Page excerpt:
(begin)

The following is my opinion based on years of preparing business returns and representing people who got into trouble because of their misunderstanding of business taxation.

The decision is not whether you can but whether you should.


Preparing one's own personal income tax returns is not necessarily difficult. Many people have straightforward income from jobs and only a few deductions. Business returns are another story. For business owners, there are two important issues to consider.


Misuse of resources


When an owner prepares their own return they are misusing their time and energy. First and foremost, a business owner's responsibility is to run the business. That means generating sales and purchasing merchandise and finding, hiring and managing employees and other service providers and more. A tax professional can't do any of those things.

Mistakes and oversights


I've seen many returns prepared by business owners. A number of them contained mistakes that resulted in larger tax bills than were necessary. The most common is not being aware of what expenditures might be deductible in the first place. Returns get audited, not so much because of the deductions they took, but because of the way the deductions were presented. 


One example is a N.M. gross receipts tax case where the return contained the wrong standard industry code (SIC). The code was for a real estate development business, yet the owner was actually a real estate sales associate who was not subject to GRT. Using the wrong SIC code caused N.M. Taxation & Revenue Dept. to mistakenly believe this was a business that had not reported its GRT. In the end, no tax was due. Nevertheless, there were other consequences.  The business owner had to take time away from earning their living; and, when they were faced with an audit, they decided to pay for professional representation rather than representing themselves.  Not to mention, the owner worried a lot about having to undergo an audit.


Another case involved a return where the deduction for office expenses included other types of expenses. The owner used office expenses as a catch-all for everything that wasn't a preprinted line item. The result was that the amount of the office expenses deduction was unusually large compared with the business's sales. The IRS noticed this and flagged the return for an audit. While many of the misclassified expenses were legitimate, the IRS uncovered some that weren't. Consequences? More worry and more taxes and penalties and professional fees.

(end)

Excerpted data:
(begin)

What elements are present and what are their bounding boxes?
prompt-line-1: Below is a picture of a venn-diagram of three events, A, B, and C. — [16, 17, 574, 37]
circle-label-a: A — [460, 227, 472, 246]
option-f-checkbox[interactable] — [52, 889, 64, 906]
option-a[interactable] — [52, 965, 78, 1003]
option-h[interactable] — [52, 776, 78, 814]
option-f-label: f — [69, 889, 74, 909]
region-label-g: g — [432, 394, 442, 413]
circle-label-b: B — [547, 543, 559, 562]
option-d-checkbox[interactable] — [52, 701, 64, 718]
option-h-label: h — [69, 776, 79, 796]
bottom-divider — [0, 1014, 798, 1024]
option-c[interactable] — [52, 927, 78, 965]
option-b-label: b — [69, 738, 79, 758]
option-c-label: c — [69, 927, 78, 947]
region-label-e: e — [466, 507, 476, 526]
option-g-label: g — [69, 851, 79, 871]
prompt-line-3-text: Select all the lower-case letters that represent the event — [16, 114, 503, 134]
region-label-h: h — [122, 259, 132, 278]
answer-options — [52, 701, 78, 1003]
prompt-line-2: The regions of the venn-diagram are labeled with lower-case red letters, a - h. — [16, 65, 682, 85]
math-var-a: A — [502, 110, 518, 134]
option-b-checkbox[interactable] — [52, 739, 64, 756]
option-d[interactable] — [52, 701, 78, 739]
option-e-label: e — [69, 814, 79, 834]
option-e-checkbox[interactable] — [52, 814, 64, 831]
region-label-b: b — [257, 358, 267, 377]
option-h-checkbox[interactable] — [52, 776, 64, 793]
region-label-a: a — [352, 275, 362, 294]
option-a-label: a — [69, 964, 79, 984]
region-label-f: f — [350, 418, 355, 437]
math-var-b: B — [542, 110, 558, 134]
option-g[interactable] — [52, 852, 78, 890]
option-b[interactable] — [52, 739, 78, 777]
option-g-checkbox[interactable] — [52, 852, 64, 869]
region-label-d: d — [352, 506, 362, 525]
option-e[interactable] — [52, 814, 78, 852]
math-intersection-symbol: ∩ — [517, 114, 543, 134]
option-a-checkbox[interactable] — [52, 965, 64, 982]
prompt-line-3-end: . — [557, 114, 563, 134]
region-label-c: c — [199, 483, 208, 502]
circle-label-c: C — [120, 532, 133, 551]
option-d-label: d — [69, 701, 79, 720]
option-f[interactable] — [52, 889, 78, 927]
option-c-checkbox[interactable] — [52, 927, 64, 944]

(end)

Problem statement:
Can you retype the text on preparing business tax returns from "When an owner" to "of those things."?

Completed exercise:
When an owner prepares their own return they are misusing their time and energy. First and foremost, a business owner's responsibility is to run the business. That means generating sales and purchasing merchandise and finding, hiring and managing employees and other service providers and more. A tax professional can't do any of those things.